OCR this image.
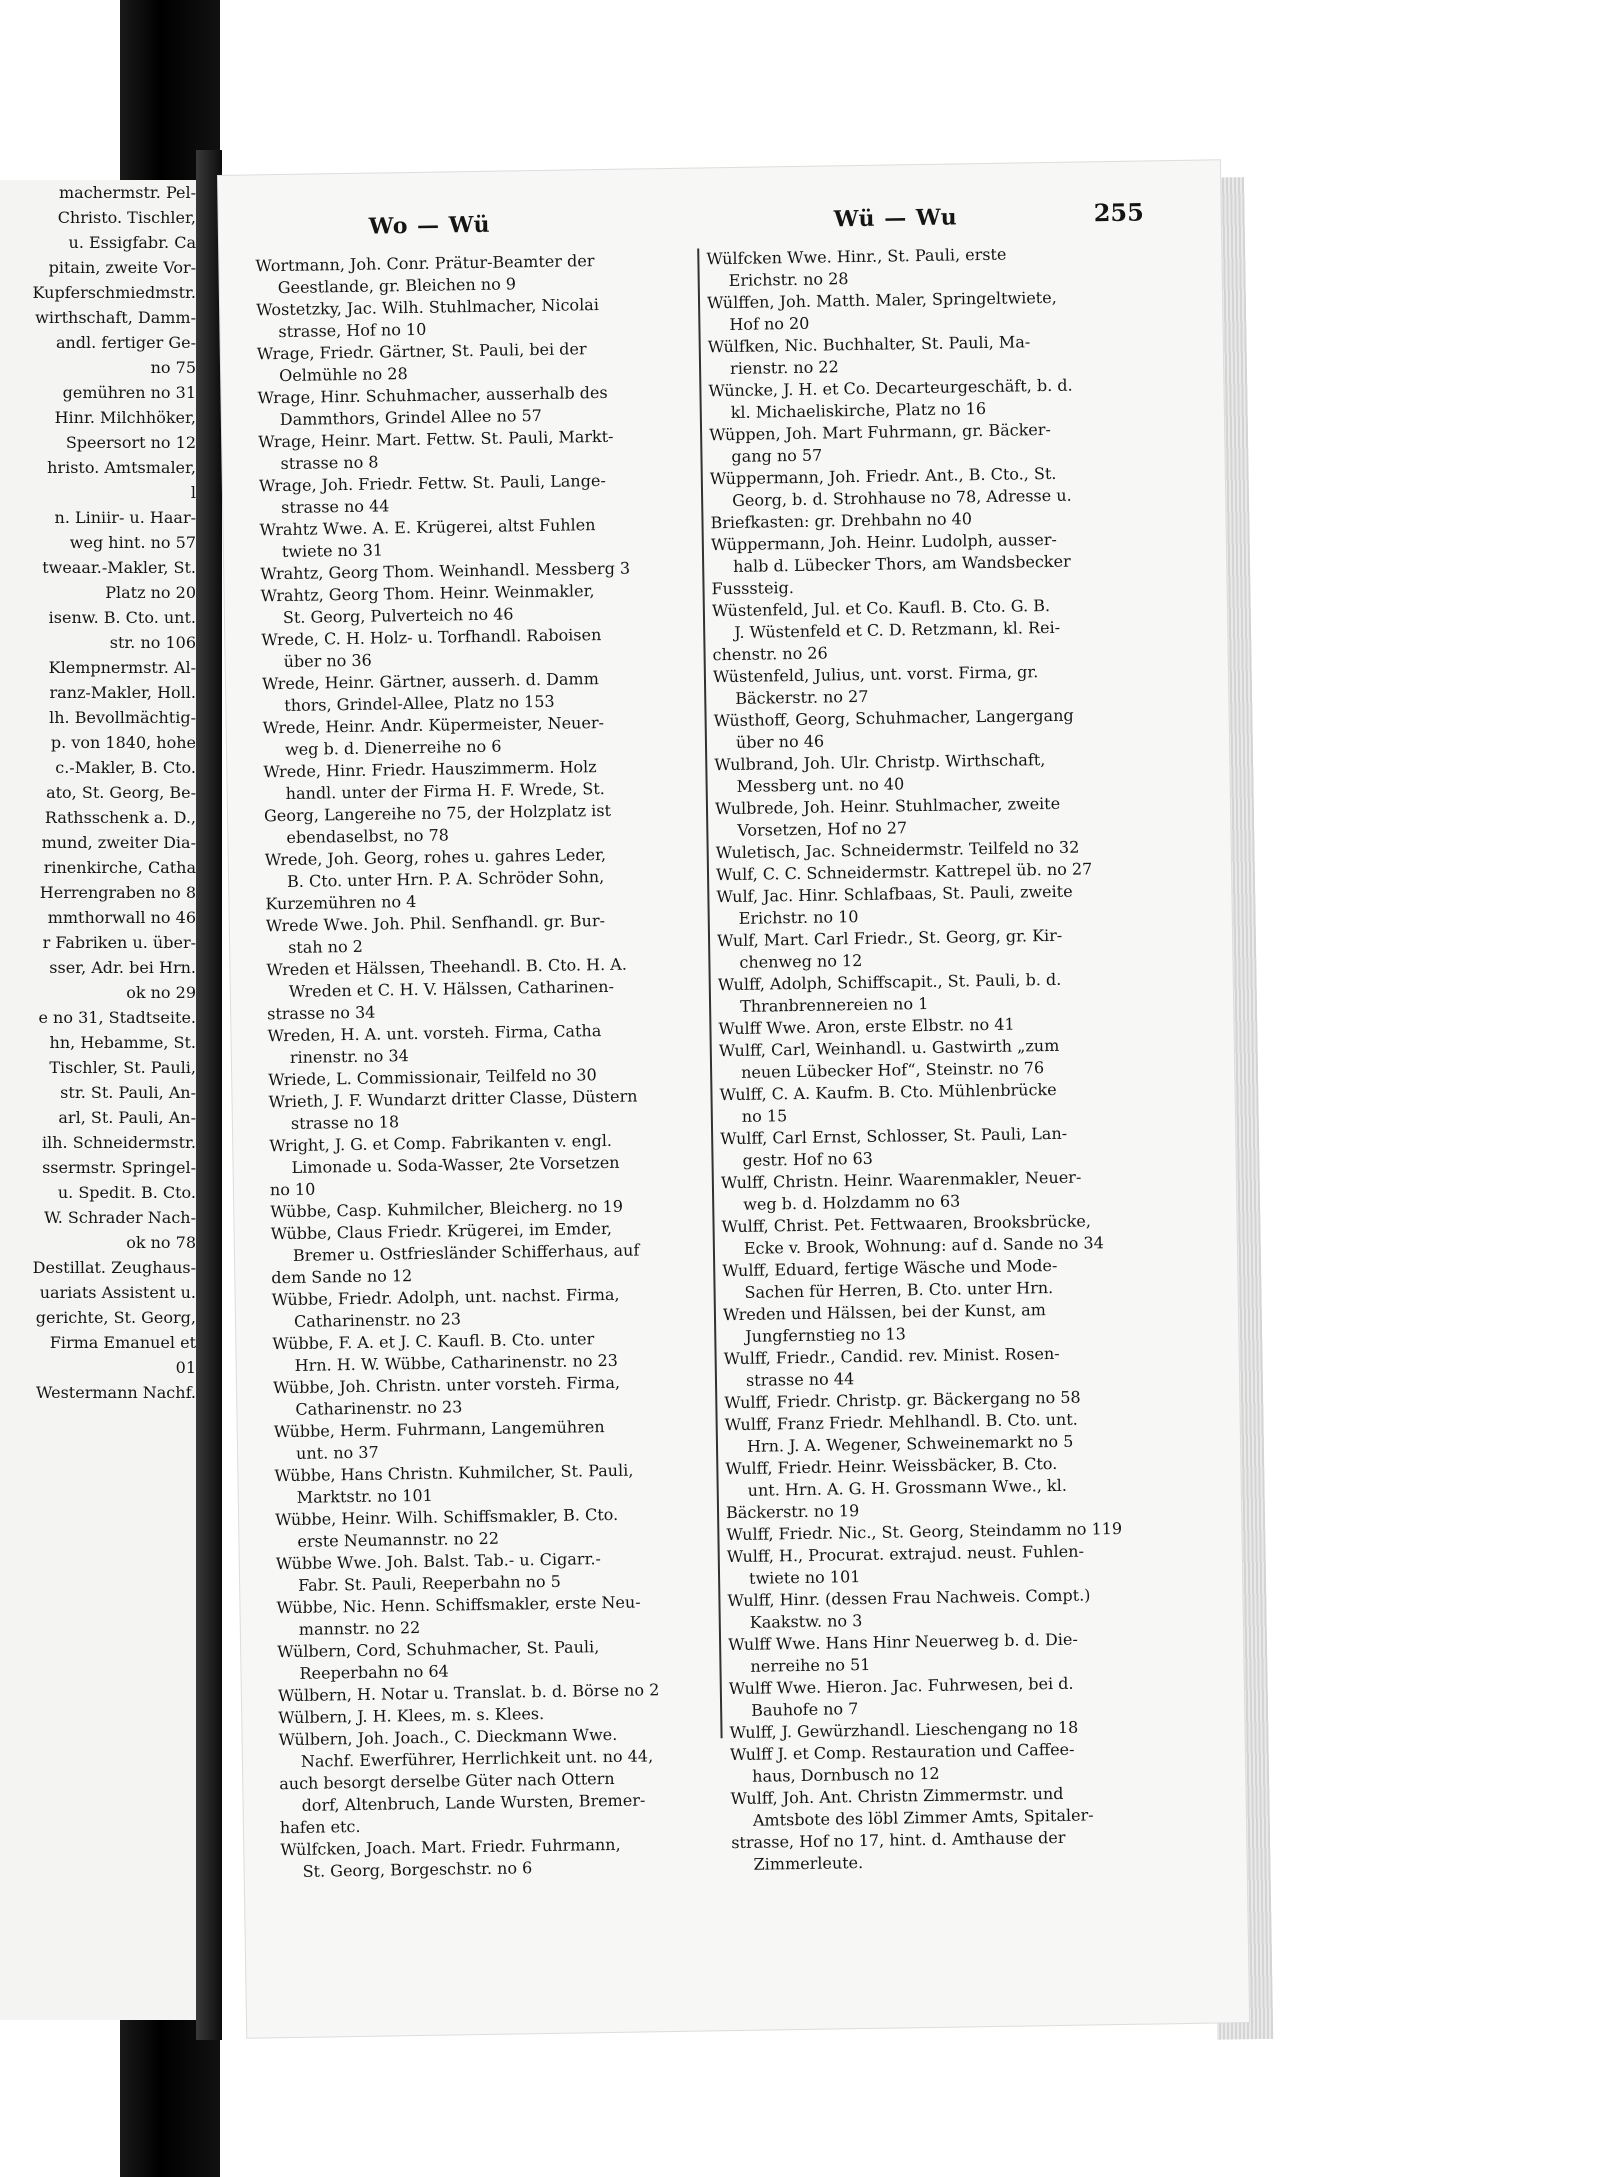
machermstr. Pel-
Christo. Tischler,
u. Essigfabr. Ca
pitain, zweite Vor-
Kupferschmiedmstr.
wirthschaft, Damm-
andl. fertiger Ge-
no 75
gemühren no 31
Hinr. Milchhöker,
Speersort no 12
hristo. Amtsmaler,
l
n. Liniir- u. Haar-
weg hint. no 57
tweaar.-Makler, St.
Platz no 20
isenw. B. Cto. unt.
str. no 106
Klempnermstr. Al-
ranz-Makler, Holl.
lh. Bevollmächtig-
p. von 1840, hohe
c.-Makler, B. Cto.
ato, St. Georg, Be-
Rathsschenk a. D.,
mund, zweiter Dia-
rinenkirche, Catha
Herrengraben no 8
mmthorwall no 46
r Fabriken u. über-
sser, Adr. bei Hrn.
ok no 29
e no 31, Stadtseite.
hn, Hebamme, St.
Tischler, St. Pauli,
str. St. Pauli, An-
arl, St. Pauli, An-
ilh. Schneidermstr.
ssermstr. Springel-
u. Spedit. B. Cto.
W. Schrader Nach-
ok no 78
Destillat. Zeughaus-
uariats Assistent u.
gerichte, St. Georg,
Firma Emanuel et
01
Westermann Nachf.
Wo — Wü	Wü — Wu	255
Wortmann, Joh. Conr. Prätur-Beamter der
Geestlande, gr. Bleichen no 9
Wostetzky, Jac. Wilh. Stuhlmacher, Nicolai
strasse, Hof no 10
Wrage, Friedr. Gärtner, St. Pauli, bei der
Oelmühle no 28
Wrage, Hinr. Schuhmacher, ausserhalb des
Dammthors, Grindel Allee no 57
Wrage, Heinr. Mart. Fettw. St. Pauli, Markt-
strasse no 8
Wrage, Joh. Friedr. Fettw. St. Pauli, Lange-
strasse no 44
Wrahtz Wwe. A. E. Krügerei, altst Fuhlen
twiete no 31
Wrahtz, Georg Thom. Weinhandl. Messberg 3
Wrahtz, Georg Thom. Heinr. Weinmakler,
St. Georg, Pulverteich no 46
Wrede, C. H. Holz- u. Torfhandl. Raboisen
über no 36
Wrede, Heinr. Gärtner, ausserh. d. Damm
thors, Grindel-Allee, Platz no 153
Wrede, Heinr. Andr. Küpermeister, Neuer-
weg b. d. Dienerreihe no 6
Wrede, Hinr. Friedr. Hauszimmerm. Holz
handl. unter der Firma H. F. Wrede, St.
Georg, Langereihe no 75, der Holzplatz ist
ebendaselbst, no 78
Wrede, Joh. Georg, rohes u. gahres Leder,
B. Cto. unter Hrn. P. A. Schröder Sohn,
Kurzemühren no 4
Wrede Wwe. Joh. Phil. Senfhandl. gr. Bur-
stah no 2
Wreden et Hälssen, Theehandl. B. Cto. H. A.
Wreden et C. H. V. Hälssen, Catharinen-
strasse no 34
Wreden, H. A. unt. vorsteh. Firma, Catha
rinenstr. no 34
Wriede, L. Commissionair, Teilfeld no 30
Wrieth, J. F. Wundarzt dritter Classe, Düstern
strasse no 18
Wright, J. G. et Comp. Fabrikanten v. engl.
Limonade u. Soda-Wasser, 2te Vorsetzen
no 10
Wübbe, Casp. Kuhmilcher, Bleicherg. no 19
Wübbe, Claus Friedr. Krügerei, im Emder,
Bremer u. Ostfriesländer Schifferhaus, auf
dem Sande no 12
Wübbe, Friedr. Adolph, unt. nachst. Firma,
Catharinenstr. no 23
Wübbe, F. A. et J. C. Kaufl. B. Cto. unter
Hrn. H. W. Wübbe, Catharinenstr. no 23
Wübbe, Joh. Christn. unter vorsteh. Firma,
Catharinenstr. no 23
Wübbe, Herm. Fuhrmann, Langemühren
unt. no 37
Wübbe, Hans Christn. Kuhmilcher, St. Pauli,
Marktstr. no 101
Wübbe, Heinr. Wilh. Schiffsmakler, B. Cto.
erste Neumannstr. no 22
Wübbe Wwe. Joh. Balst. Tab.- u. Cigarr.-
Fabr. St. Pauli, Reeperbahn no 5
Wübbe, Nic. Henn. Schiffsmakler, erste Neu-
mannstr. no 22
Wülbern, Cord, Schuhmacher, St. Pauli,
Reeperbahn no 64
Wülbern, H. Notar u. Translat. b. d. Börse no 2
Wülbern, J. H. Klees, m. s. Klees.
Wülbern, Joh. Joach., C. Dieckmann Wwe.
Nachf. Ewerführer, Herrlichkeit unt. no 44,
auch besorgt derselbe Güter nach Ottern
dorf, Altenbruch, Lande Wursten, Bremer-
hafen etc.
Wülfcken, Joach. Mart. Friedr. Fuhrmann,
St. Georg, Borgeschstr. no 6
Wülfcken Wwe. Hinr., St. Pauli, erste
Erichstr. no 28
Wülffen, Joh. Matth. Maler, Springeltwiete,
Hof no 20
Wülfken, Nic. Buchhalter, St. Pauli, Ma-
rienstr. no 22
Wüncke, J. H. et Co. Decarteurgeschäft, b. d.
kl. Michaeliskirche, Platz no 16
Wüppen, Joh. Mart Fuhrmann, gr. Bäcker-
gang no 57
Wüppermann, Joh. Friedr. Ant., B. Cto., St.
Georg, b. d. Strohhause no 78, Adresse u.
Briefkasten: gr. Drehbahn no 40
Wüppermann, Joh. Heinr. Ludolph, ausser-
halb d. Lübecker Thors, am Wandsbecker
Fusssteig.
Wüstenfeld, Jul. et Co. Kaufl. B. Cto. G. B.
J. Wüstenfeld et C. D. Retzmann, kl. Rei-
chenstr. no 26
Wüstenfeld, Julius, unt. vorst. Firma, gr.
Bäckerstr. no 27
Wüsthoff, Georg, Schuhmacher, Langergang
über no 46
Wulbrand, Joh. Ulr. Christp. Wirthschaft,
Messberg unt. no 40
Wulbrede, Joh. Heinr. Stuhlmacher, zweite
Vorsetzen, Hof no 27
Wuletisch, Jac. Schneidermstr. Teilfeld no 32
Wulf, C. C. Schneidermstr. Kattrepel üb. no 27
Wulf, Jac. Hinr. Schlafbaas, St. Pauli, zweite
Erichstr. no 10
Wulf, Mart. Carl Friedr., St. Georg, gr. Kir-
chenweg no 12
Wulff, Adolph, Schiffscapit., St. Pauli, b. d.
Thranbrennereien no 1
Wulff Wwe. Aron, erste Elbstr. no 41
Wulff, Carl, Weinhandl. u. Gastwirth „zum
neuen Lübecker Hof“, Steinstr. no 76
Wulff, C. A. Kaufm. B. Cto. Mühlenbrücke
no 15
Wulff, Carl Ernst, Schlosser, St. Pauli, Lan-
gestr. Hof no 63
Wulff, Christn. Heinr. Waarenmakler, Neuer-
weg b. d. Holzdamm no 63
Wulff, Christ. Pet. Fettwaaren, Brooksbrücke,
Ecke v. Brook, Wohnung: auf d. Sande no 34
Wulff, Eduard, fertige Wäsche und Mode-
Sachen für Herren, B. Cto. unter Hrn.
Wreden und Hälssen, bei der Kunst, am
Jungfernstieg no 13
Wulff, Friedr., Candid. rev. Minist. Rosen-
strasse no 44
Wulff, Friedr. Christp. gr. Bäckergang no 58
Wulff, Franz Friedr. Mehlhandl. B. Cto. unt.
Hrn. J. A. Wegener, Schweinemarkt no 5
Wulff, Friedr. Heinr. Weissbäcker, B. Cto.
unt. Hrn. A. G. H. Grossmann Wwe., kl.
Bäckerstr. no 19
Wulff, Friedr. Nic., St. Georg, Steindamm no 119
Wulff, H., Procurat. extrajud. neust. Fuhlen-
twiete no 101
Wulff, Hinr. (dessen Frau Nachweis. Compt.)
Kaakstw. no 3
Wulff Wwe. Hans Hinr Neuerweg b. d. Die-
nerreihe no 51
Wulff Wwe. Hieron. Jac. Fuhrwesen, bei d.
Bauhofe no 7
Wulff, J. Gewürzhandl. Lieschengang no 18
Wulff J. et Comp. Restauration und Caffee-
haus, Dornbusch no 12
Wulff, Joh. Ant. Christn Zimmermstr. und
Amtsbote des löbl Zimmer Amts, Spitaler-
strasse, Hof no 17, hint. d. Amthause der
Zimmerleute.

TASK INSTRUCTIONS:
Identify each line containing the string "Hinr" and copy it out.

SOLVED EXERCISE:
Hinr. Milchhöker,
Wrage, Hinr. Schuhmacher, ausserhalb des
Wrede, Hinr. Friedr. Hauszimmerm. Holz
Wülfcken Wwe. Hinr., St. Pauli, erste
Wulf, Jac. Hinr. Schlafbaas, St. Pauli, zweite
Wulff, Hinr. (dessen Frau Nachweis. Compt.)
Wulff Wwe. Hans Hinr Neuerweg b. d. Die-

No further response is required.